* EXTRACTED DATA
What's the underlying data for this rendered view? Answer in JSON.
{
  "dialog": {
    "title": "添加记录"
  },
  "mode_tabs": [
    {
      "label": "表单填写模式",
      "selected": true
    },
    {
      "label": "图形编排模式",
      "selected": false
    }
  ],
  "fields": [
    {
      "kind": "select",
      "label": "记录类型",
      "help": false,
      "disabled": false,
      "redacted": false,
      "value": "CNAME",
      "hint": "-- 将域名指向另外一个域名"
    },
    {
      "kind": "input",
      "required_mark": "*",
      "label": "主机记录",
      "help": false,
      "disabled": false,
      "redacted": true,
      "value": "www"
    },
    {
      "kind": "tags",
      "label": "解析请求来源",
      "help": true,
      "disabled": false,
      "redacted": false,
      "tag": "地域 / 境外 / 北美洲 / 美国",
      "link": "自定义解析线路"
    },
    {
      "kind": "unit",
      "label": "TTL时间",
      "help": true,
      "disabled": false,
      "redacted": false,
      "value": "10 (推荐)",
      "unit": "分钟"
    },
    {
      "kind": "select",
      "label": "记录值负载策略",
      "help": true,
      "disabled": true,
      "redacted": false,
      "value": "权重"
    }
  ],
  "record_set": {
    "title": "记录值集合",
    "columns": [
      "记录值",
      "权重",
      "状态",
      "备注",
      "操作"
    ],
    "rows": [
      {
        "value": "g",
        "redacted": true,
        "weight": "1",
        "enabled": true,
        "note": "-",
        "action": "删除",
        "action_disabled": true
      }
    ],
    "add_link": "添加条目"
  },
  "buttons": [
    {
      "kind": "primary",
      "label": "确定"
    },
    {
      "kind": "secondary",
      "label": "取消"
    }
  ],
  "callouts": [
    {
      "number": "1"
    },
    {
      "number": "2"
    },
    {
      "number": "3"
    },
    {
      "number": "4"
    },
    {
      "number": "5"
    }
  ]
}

* YOUR TASK
Write out all the entries exactly.

* COMPLETE OUTPUT
What's the underlying data for this rendered view? Answer in JSON.
{
  "dialog": {
    "title": "添加记录"
  },
  "mode_tabs": [
    {
      "label": "表单填写模式",
      "selected": true
    },
    {
      "label": "图形编排模式",
      "selected": false
    }
  ],
  "fields": [
    {
      "kind": "select",
      "label": "记录类型",
      "help": false,
      "disabled": false,
      "redacted": false,
      "value": "CNAME",
      "hint": "-- 将域名指向另外一个域名"
    },
    {
      "kind": "input",
      "required_mark": "*",
      "label": "主机记录",
      "help": false,
      "disabled": false,
      "redacted": true,
      "value": "www"
    },
    {
      "kind": "tags",
      "label": "解析请求来源",
      "help": true,
      "disabled": false,
      "redacted": false,
      "tag": "地域 / 境外 / 北美洲 / 美国",
      "link": "自定义解析线路"
    },
    {
      "kind": "unit",
      "label": "TTL时间",
      "help": true,
      "disabled": false,
      "redacted": false,
      "value": "10 (推荐)",
      "unit": "分钟"
    },
    {
      "kind": "select",
      "label": "记录值负载策略",
      "help": true,
      "disabled": true,
      "redacted": false,
      "value": "权重"
    }
  ],
  "record_set": {
    "title": "记录值集合",
    "columns": [
      "记录值",
      "权重",
      "状态",
      "备注",
      "操作"
    ],
    "rows": [
      {
        "value": "g",
        "redacted": true,
        "weight": "1",
        "enabled": true,
        "note": "-",
        "action": "删除",
        "action_disabled": true
      }
    ],
    "add_link": "添加条目"
  },
  "buttons": [
    {
      "kind": "primary",
      "label": "确定"
    },
    {
      "kind": "secondary",
      "label": "取消"
    }
  ],
  "callouts": [
    {
      "number": "1"
    },
    {
      "number": "2"
    },
    {
      "number": "3"
    },
    {
      "number": "4"
    },
    {
      "number": "5"
    }
  ]
}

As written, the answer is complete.